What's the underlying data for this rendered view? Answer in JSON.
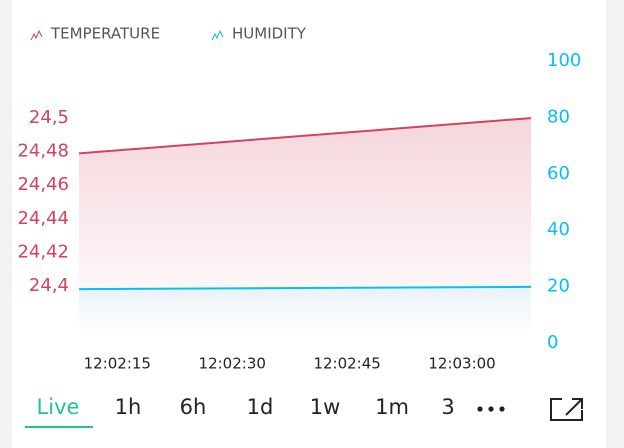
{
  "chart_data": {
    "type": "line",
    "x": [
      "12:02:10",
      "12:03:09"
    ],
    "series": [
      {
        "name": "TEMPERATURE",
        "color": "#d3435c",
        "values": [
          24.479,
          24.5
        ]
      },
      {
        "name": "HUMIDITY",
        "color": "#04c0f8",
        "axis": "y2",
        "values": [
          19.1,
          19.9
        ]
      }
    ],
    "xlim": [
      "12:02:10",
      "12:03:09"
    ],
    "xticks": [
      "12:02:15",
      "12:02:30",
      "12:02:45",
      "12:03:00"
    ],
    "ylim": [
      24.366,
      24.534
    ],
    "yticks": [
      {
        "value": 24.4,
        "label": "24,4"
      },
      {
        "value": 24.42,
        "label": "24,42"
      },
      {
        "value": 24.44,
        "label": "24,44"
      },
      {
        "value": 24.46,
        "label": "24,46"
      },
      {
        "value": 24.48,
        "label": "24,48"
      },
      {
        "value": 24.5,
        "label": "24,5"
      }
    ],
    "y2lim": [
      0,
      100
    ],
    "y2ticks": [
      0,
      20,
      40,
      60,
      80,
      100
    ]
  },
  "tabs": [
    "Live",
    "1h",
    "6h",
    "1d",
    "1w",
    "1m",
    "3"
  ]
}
++++++
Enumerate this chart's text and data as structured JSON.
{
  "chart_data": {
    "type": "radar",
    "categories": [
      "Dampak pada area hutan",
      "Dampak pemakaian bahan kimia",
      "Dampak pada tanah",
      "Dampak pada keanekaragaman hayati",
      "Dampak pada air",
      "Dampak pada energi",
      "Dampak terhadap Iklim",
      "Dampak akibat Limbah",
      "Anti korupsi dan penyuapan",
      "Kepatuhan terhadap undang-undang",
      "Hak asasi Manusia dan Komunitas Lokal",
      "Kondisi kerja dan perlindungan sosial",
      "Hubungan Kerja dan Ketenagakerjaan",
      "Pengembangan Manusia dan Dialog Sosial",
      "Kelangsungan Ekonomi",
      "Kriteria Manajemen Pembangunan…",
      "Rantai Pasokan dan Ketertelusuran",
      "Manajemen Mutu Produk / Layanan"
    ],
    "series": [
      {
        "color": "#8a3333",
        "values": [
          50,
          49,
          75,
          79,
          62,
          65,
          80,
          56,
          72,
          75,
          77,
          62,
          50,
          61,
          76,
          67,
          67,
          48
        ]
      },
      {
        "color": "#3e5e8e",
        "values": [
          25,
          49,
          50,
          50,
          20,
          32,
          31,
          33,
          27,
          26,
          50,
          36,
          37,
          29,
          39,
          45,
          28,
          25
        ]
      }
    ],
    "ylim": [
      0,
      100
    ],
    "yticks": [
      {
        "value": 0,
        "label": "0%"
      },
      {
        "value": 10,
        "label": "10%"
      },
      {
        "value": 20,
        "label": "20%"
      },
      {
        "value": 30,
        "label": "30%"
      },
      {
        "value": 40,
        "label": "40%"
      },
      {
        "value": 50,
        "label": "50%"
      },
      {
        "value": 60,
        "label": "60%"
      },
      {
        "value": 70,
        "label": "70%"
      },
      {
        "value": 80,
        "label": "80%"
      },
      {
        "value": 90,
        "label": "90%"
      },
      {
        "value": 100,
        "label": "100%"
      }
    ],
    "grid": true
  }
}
++++++
Working from the entries above, return all lines that contain "Manusia".

      "Hak asasi Manusia dan Komunitas Lokal",
      "Pengembangan Manusia dan Dialog Sosial",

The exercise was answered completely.